## What you are asked to do
Reproduce each line of the records below without any alteration.

Items from a dataset:
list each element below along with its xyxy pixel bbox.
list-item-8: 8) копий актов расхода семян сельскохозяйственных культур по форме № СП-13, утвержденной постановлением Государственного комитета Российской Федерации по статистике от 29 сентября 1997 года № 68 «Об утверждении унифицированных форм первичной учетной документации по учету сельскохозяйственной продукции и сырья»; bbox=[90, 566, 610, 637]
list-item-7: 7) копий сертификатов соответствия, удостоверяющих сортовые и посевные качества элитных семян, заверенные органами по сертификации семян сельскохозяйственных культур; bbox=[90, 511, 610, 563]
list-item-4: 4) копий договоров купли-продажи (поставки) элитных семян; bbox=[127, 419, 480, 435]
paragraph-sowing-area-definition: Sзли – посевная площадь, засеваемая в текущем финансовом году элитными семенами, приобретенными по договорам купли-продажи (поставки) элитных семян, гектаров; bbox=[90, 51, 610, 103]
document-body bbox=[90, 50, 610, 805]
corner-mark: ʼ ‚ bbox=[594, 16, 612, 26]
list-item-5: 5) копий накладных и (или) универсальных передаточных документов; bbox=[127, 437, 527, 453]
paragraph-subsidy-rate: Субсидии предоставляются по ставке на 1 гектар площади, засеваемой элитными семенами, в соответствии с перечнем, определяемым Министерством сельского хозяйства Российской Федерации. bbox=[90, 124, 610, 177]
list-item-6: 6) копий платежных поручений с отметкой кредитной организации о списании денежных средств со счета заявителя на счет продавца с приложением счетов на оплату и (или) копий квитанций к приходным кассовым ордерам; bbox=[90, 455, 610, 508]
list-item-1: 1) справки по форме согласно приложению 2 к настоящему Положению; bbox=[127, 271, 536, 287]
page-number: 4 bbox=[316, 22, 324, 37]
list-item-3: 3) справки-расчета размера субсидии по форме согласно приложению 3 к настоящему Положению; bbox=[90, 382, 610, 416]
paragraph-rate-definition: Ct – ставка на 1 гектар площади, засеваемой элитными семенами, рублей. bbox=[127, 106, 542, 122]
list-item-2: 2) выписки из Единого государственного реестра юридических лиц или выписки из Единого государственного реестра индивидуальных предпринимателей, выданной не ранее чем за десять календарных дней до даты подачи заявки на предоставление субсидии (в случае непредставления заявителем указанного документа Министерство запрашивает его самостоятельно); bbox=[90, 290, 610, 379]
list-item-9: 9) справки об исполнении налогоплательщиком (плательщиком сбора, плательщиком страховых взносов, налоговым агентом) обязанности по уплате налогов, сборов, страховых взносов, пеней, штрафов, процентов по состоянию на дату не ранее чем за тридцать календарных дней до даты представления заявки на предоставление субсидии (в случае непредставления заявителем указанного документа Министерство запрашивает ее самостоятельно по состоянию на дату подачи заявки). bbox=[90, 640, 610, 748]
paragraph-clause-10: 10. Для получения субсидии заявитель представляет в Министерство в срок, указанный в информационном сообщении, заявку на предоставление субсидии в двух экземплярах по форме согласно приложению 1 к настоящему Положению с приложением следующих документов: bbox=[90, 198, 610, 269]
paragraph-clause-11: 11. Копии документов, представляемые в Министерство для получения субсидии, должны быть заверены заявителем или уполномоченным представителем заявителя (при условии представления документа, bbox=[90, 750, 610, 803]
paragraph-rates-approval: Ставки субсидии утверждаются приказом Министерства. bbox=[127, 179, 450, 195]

## Answer to the task
list each element below along with its xyxy pixel bbox.
list-item-8: 8) копий актов расхода семян сельскохозяйственных культур по форме № СП-13, утвержденной постановлением Государственного комитета Российской Федерации по статистике от 29 сентября 1997 года № 68 «Об утверждении унифицированных форм первичной учетной документации по учету сельскохозяйственной продукции и сырья»; bbox=[90, 566, 610, 637]
list-item-7: 7) копий сертификатов соответствия, удостоверяющих сортовые и посевные качества элитных семян, заверенные органами по сертификации семян сельскохозяйственных культур; bbox=[90, 511, 610, 563]
list-item-4: 4) копий договоров купли-продажи (поставки) элитных семян; bbox=[127, 419, 480, 435]
paragraph-sowing-area-definition: Sзли – посевная площадь, засеваемая в текущем финансовом году элитными семенами, приобретенными по договорам купли-продажи (поставки) элитных семян, гектаров; bbox=[90, 51, 610, 103]
document-body bbox=[90, 50, 610, 805]
corner-mark: ʼ ‚ bbox=[594, 16, 612, 26]
list-item-5: 5) копий накладных и (или) универсальных передаточных документов; bbox=[127, 437, 527, 453]
paragraph-subsidy-rate: Субсидии предоставляются по ставке на 1 гектар площади, засеваемой элитными семенами, в соответствии с перечнем, определяемым Министерством сельского хозяйства Российской Федерации. bbox=[90, 124, 610, 177]
list-item-6: 6) копий платежных поручений с отметкой кредитной организации о списании денежных средств со счета заявителя на счет продавца с приложением счетов на оплату и (или) копий квитанций к приходным кассовым ордерам; bbox=[90, 455, 610, 508]
list-item-1: 1) справки по форме согласно приложению 2 к настоящему Положению; bbox=[127, 271, 536, 287]
page-number: 4 bbox=[316, 22, 324, 37]
list-item-3: 3) справки-расчета размера субсидии по форме согласно приложению 3 к настоящему Положению; bbox=[90, 382, 610, 416]
paragraph-rate-definition: Ct – ставка на 1 гектар площади, засеваемой элитными семенами, рублей. bbox=[127, 106, 542, 122]
list-item-2: 2) выписки из Единого государственного реестра юридических лиц или выписки из Единого государственного реестра индивидуальных предпринимателей, выданной не ранее чем за десять календарных дней до даты подачи заявки на предоставление субсидии (в случае непредставления заявителем указанного документа Министерство запрашивает его самостоятельно); bbox=[90, 290, 610, 379]
list-item-9: 9) справки об исполнении налогоплательщиком (плательщиком сбора, плательщиком страховых взносов, налоговым агентом) обязанности по уплате налогов, сборов, страховых взносов, пеней, штрафов, процентов по состоянию на дату не ранее чем за тридцать календарных дней до даты представления заявки на предоставление субсидии (в случае непредставления заявителем указанного документа Министерство запрашивает ее самостоятельно по состоянию на дату подачи заявки). bbox=[90, 640, 610, 748]
paragraph-clause-10: 10. Для получения субсидии заявитель представляет в Министерство в срок, указанный в информационном сообщении, заявку на предоставление субсидии в двух экземплярах по форме согласно приложению 1 к настоящему Положению с приложением следующих документов: bbox=[90, 198, 610, 269]
paragraph-clause-11: 11. Копии документов, представляемые в Министерство для получения субсидии, должны быть заверены заявителем или уполномоченным представителем заявителя (при условии представления документа, bbox=[90, 750, 610, 803]
paragraph-rates-approval: Ставки субсидии утверждаются приказом Министерства. bbox=[127, 179, 450, 195]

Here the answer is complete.